**What the task asks**
Every line of the records must be repeated exactly; pictures stay out.

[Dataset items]
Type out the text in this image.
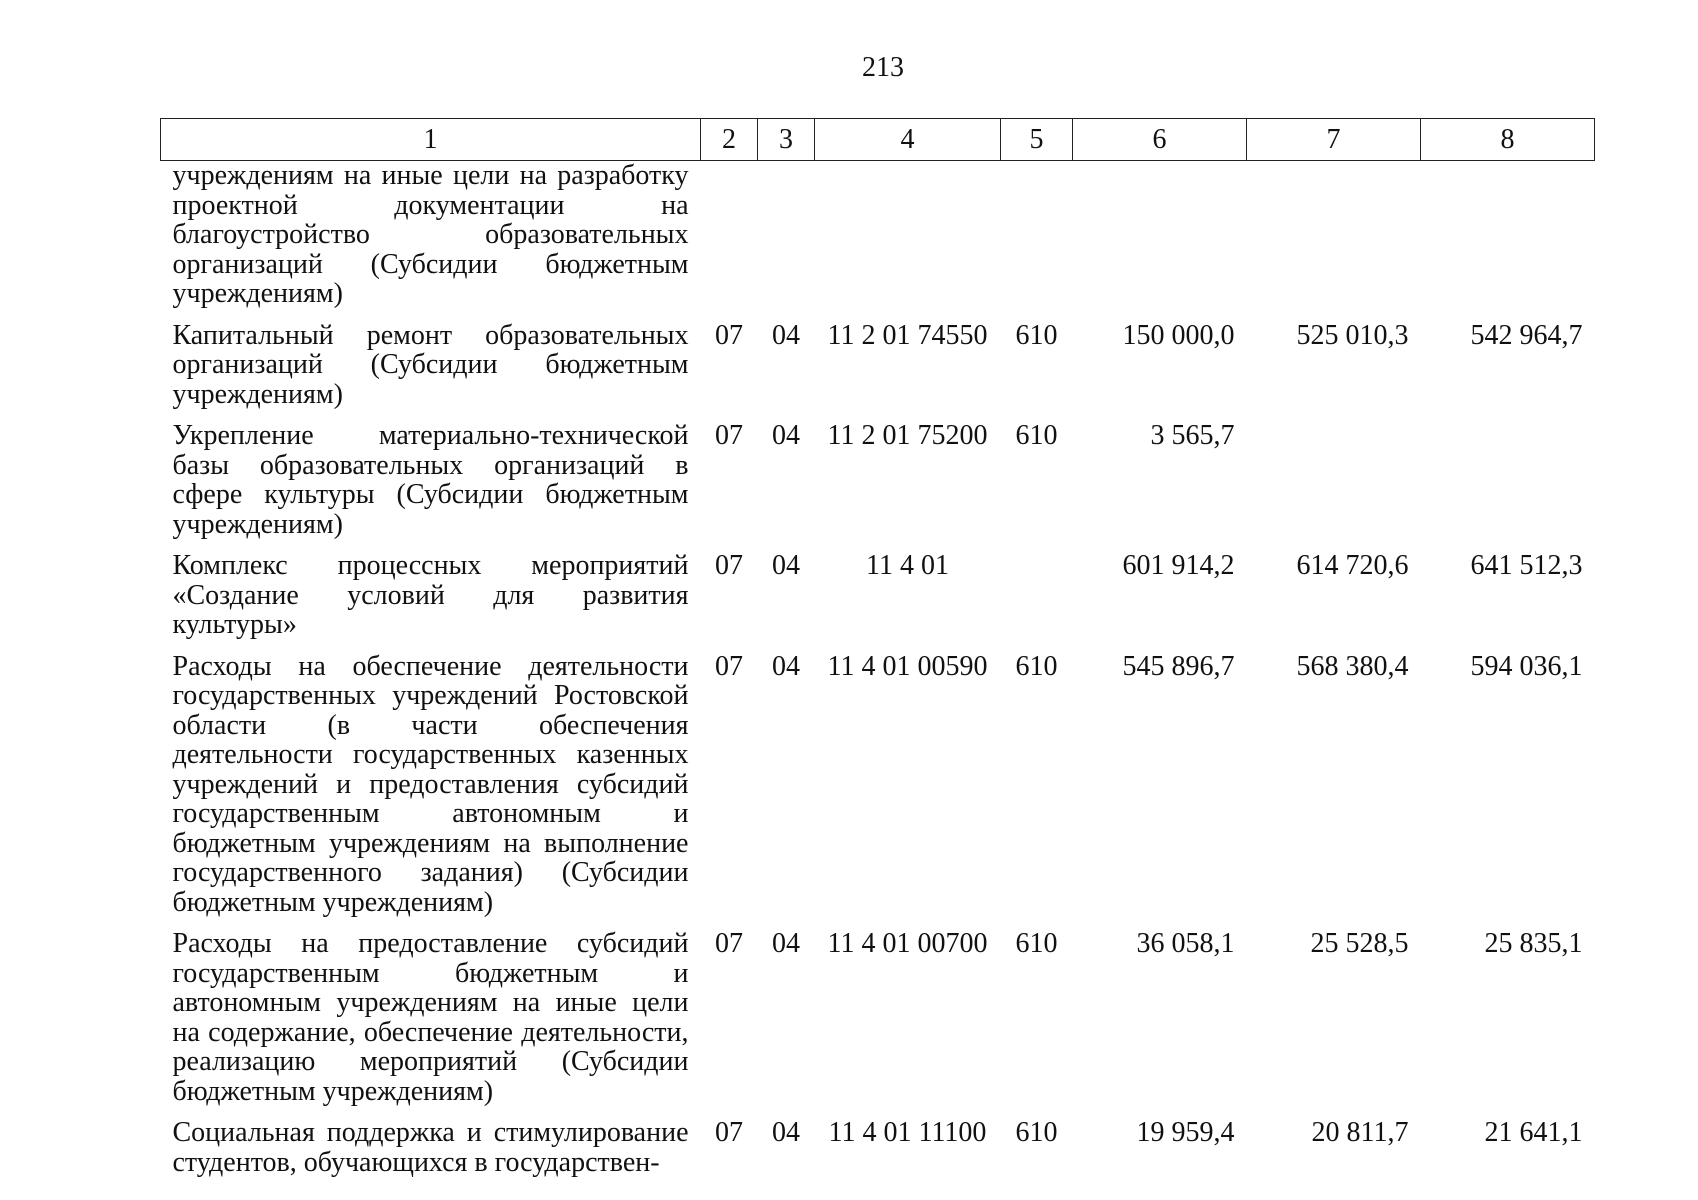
213
1	2	3	4	5	6	7	8
учреждениям на иные цели на разработку проектной документации на благоустройство образовательных организаций (Субсидии бюджетным учреждениям)							
Капитальный ремонт образовательных организаций (Субсидии бюджетным учреждениям)	07	04	11 2 01 74550	610	150 000,0	525 010,3	542 964,7
Укрепление материально-технической базы образовательных организаций в сфере культуры (Субсидии бюджетным учреждениям)	07	04	11 2 01 75200	610	3 565,7		
Комплекс процессных мероприятий «Создание условий для развития культуры»	07	04	11 4 01		601 914,2	614 720,6	641 512,3
Расходы на обеспечение деятельности государственных учреждений Ростовской области (в части обеспечения деятельности государственных казенных учреждений и предоставления субсидий государственным автономным и бюджетным учреждениям на выполнение государственного задания) (Субсидии бюджетным учреждениям)	07	04	11 4 01 00590	610	545 896,7	568 380,4	594 036,1
Расходы на предоставление субсидий государственным бюджетным и автономным учреждениям на иные цели на содержание, обеспечение деятельности, реализацию мероприятий (Субсидии бюджетным учреждениям)	07	04	11 4 01 00700	610	36 058,1	25 528,5	25 835,1
Социальная поддержка и стимулирование студентов, обучающихся в государствен-	07	04	11 4 01 11100	610	19 959,4	20 811,7	21 641,1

**Solution to the exercise**
Type out the text in this image.
213
1	2	3	4	5	6	7	8
учреждениям на иные цели на разработку проектной документации на благоустройство образовательных организаций (Субсидии бюджетным учреждениям)							
Капитальный ремонт образовательных организаций (Субсидии бюджетным учреждениям)	07	04	11 2 01 74550	610	150 000,0	525 010,3	542 964,7
Укрепление материально-технической базы образовательных организаций в сфере культуры (Субсидии бюджетным учреждениям)	07	04	11 2 01 75200	610	3 565,7		
Комплекс процессных мероприятий «Создание условий для развития культуры»	07	04	11 4 01		601 914,2	614 720,6	641 512,3
Расходы на обеспечение деятельности государственных учреждений Ростовской области (в части обеспечения деятельности государственных казенных учреждений и предоставления субсидий государственным автономным и бюджетным учреждениям на выполнение государственного задания) (Субсидии бюджетным учреждениям)	07	04	11 4 01 00590	610	545 896,7	568 380,4	594 036,1
Расходы на предоставление субсидий государственным бюджетным и автономным учреждениям на иные цели на содержание, обеспечение деятельности, реализацию мероприятий (Субсидии бюджетным учреждениям)	07	04	11 4 01 00700	610	36 058,1	25 528,5	25 835,1
Социальная поддержка и стимулирование студентов, обучающихся в государствен-	07	04	11 4 01 11100	610	19 959,4	20 811,7	21 641,1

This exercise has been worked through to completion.